(Part of a data file)
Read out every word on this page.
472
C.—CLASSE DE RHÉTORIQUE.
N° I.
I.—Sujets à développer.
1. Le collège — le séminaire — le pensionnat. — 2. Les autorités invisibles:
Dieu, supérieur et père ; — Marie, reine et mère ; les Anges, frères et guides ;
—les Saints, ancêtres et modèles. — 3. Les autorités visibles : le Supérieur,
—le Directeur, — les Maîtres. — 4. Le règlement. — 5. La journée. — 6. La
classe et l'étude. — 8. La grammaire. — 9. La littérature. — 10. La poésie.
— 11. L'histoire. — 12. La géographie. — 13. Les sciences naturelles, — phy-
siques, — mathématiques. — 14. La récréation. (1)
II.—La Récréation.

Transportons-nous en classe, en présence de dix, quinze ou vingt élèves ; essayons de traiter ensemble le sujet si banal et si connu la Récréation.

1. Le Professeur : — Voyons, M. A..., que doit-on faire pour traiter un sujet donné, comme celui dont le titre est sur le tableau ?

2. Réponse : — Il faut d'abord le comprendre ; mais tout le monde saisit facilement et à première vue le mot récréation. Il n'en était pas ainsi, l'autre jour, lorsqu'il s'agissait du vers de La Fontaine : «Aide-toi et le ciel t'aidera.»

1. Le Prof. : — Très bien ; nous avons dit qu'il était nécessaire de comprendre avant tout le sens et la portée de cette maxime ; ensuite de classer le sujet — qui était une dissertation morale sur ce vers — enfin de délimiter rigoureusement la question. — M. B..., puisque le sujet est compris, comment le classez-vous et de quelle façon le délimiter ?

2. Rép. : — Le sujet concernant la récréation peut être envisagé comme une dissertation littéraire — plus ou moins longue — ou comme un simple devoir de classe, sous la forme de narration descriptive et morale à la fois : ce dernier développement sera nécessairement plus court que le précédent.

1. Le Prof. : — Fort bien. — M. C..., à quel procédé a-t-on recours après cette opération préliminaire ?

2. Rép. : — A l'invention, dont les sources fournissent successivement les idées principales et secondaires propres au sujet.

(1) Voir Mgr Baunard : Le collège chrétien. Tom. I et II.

**REQUIRED WORK:** Copy out every line from the records that has the word "traiter".

**EXERCISE RESULT:**
Transportons-nous en classe, en présence de dix, quinze ou vingt élèves ; essayons de traiter ensemble le sujet si banal et si connu la Récréation.
1. Le Professeur : — Voyons, M. A..., que doit-on faire pour traiter un sujet donné, comme celui dont le titre est sur le tableau ?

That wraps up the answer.